GOAL:
Your task is to gather the lines below that hold the string "Tell".
-------
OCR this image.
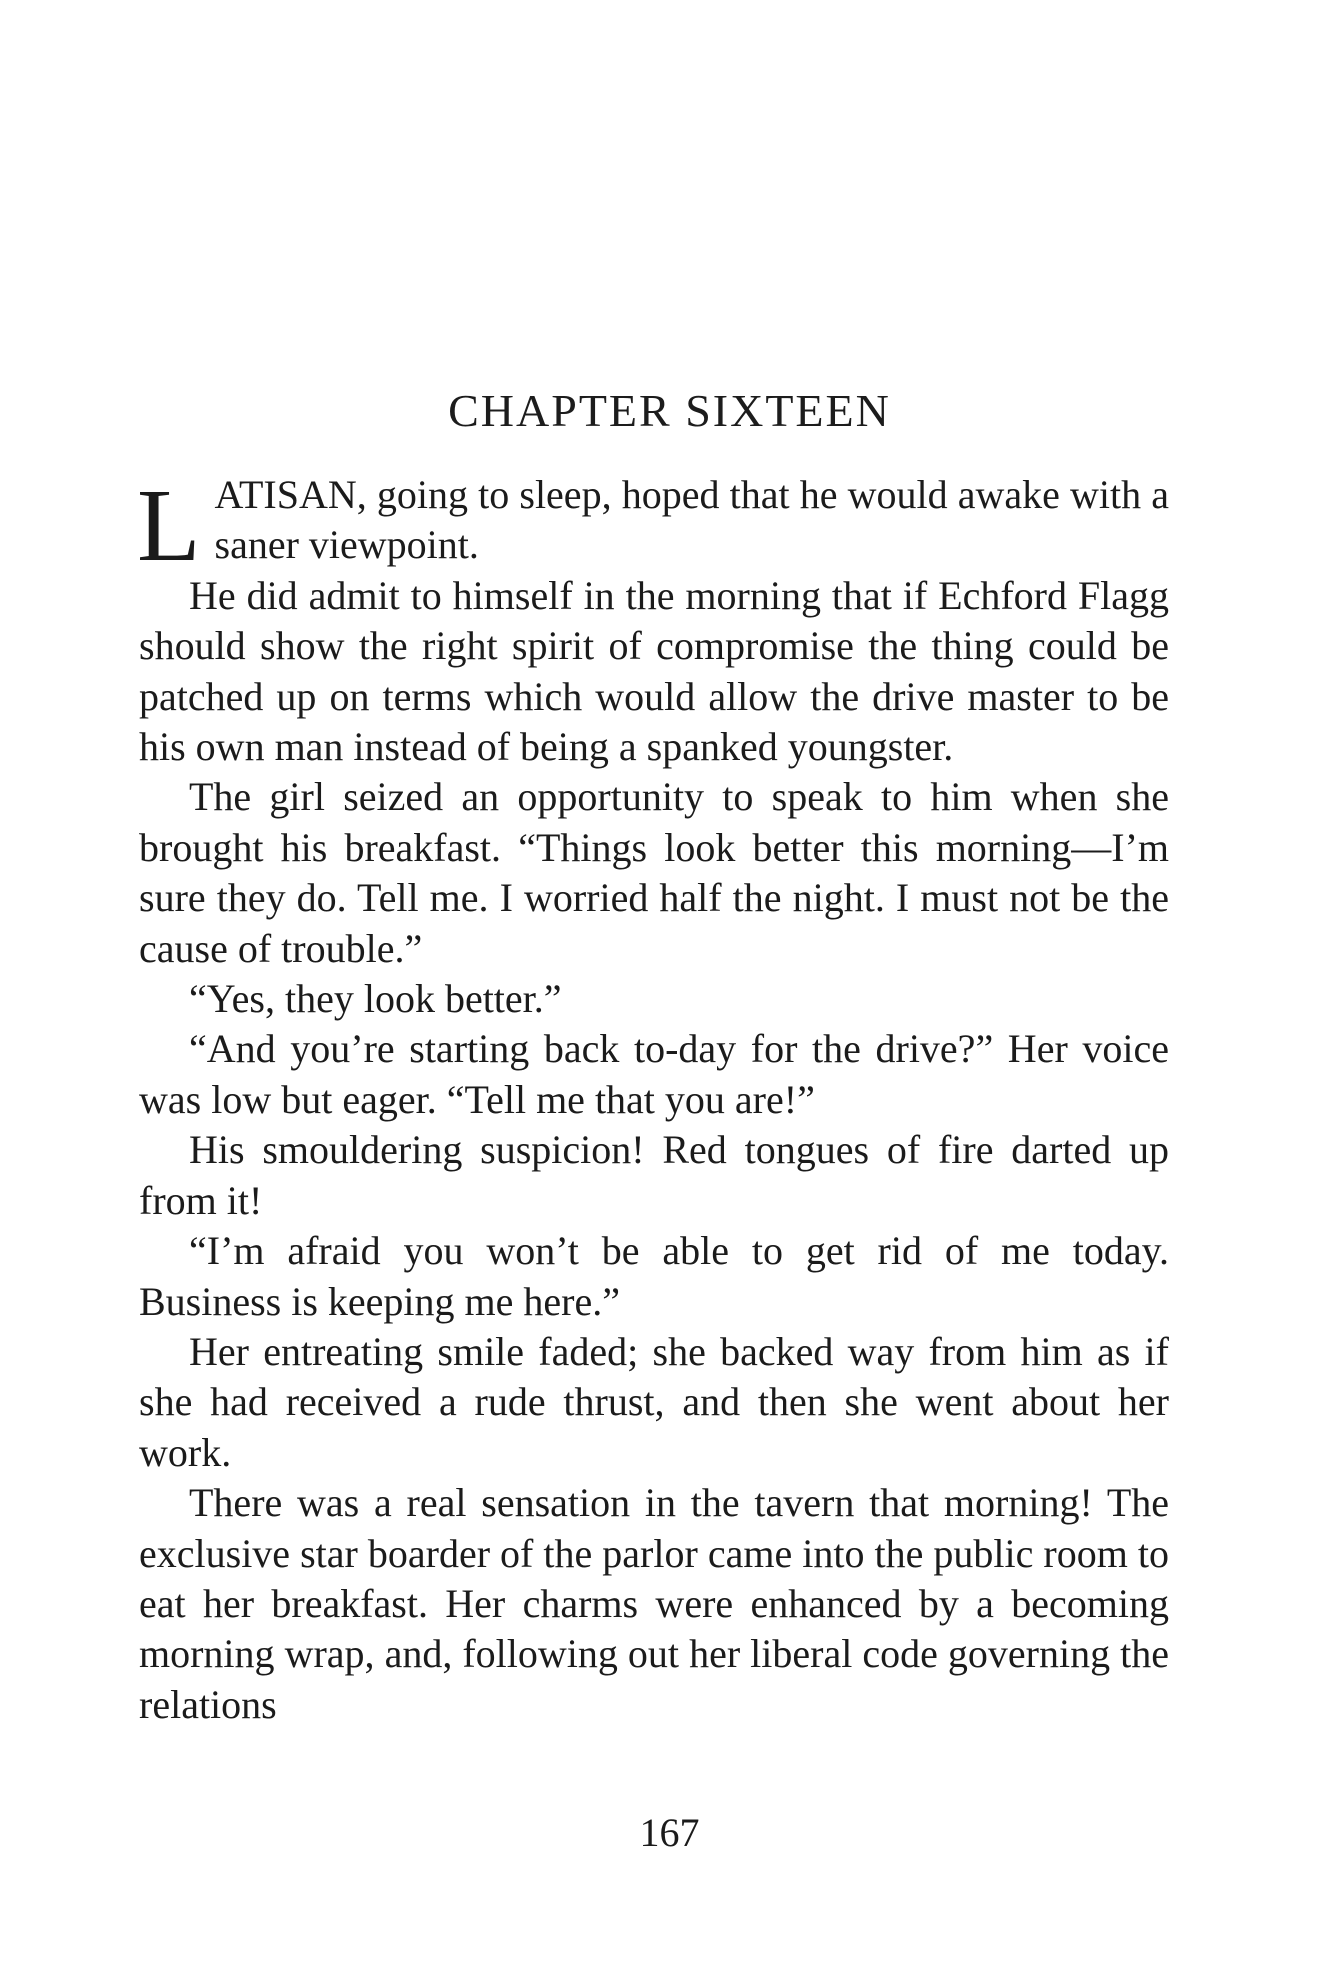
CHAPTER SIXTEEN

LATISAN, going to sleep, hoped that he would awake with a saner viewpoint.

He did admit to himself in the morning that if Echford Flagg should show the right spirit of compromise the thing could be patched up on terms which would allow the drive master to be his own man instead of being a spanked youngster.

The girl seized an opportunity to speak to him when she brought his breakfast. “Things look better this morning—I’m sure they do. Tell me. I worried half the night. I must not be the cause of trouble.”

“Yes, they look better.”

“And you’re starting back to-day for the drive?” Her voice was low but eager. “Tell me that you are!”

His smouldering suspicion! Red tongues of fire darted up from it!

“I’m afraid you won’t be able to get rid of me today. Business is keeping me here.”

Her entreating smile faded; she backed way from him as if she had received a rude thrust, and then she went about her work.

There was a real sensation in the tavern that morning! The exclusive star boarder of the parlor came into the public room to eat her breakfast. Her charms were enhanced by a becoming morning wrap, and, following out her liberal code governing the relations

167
-------
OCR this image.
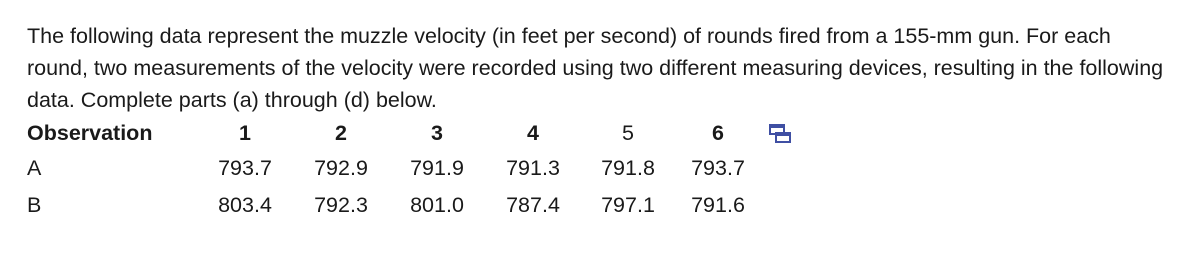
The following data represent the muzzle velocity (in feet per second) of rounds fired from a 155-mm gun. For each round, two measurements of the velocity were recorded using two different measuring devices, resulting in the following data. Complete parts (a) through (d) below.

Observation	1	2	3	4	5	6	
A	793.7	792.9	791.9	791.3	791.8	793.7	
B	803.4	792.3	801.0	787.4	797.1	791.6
-------
TASK ANSWER:
The girl seized an opportunity to speak to him when she brought his breakfast. “Things look better this morning—I’m sure they do. Tell me. I worried half the night. I must not be the cause of trouble.”
“And you’re starting back to-day for the drive?” Her voice was low but eager. “Tell me that you are!”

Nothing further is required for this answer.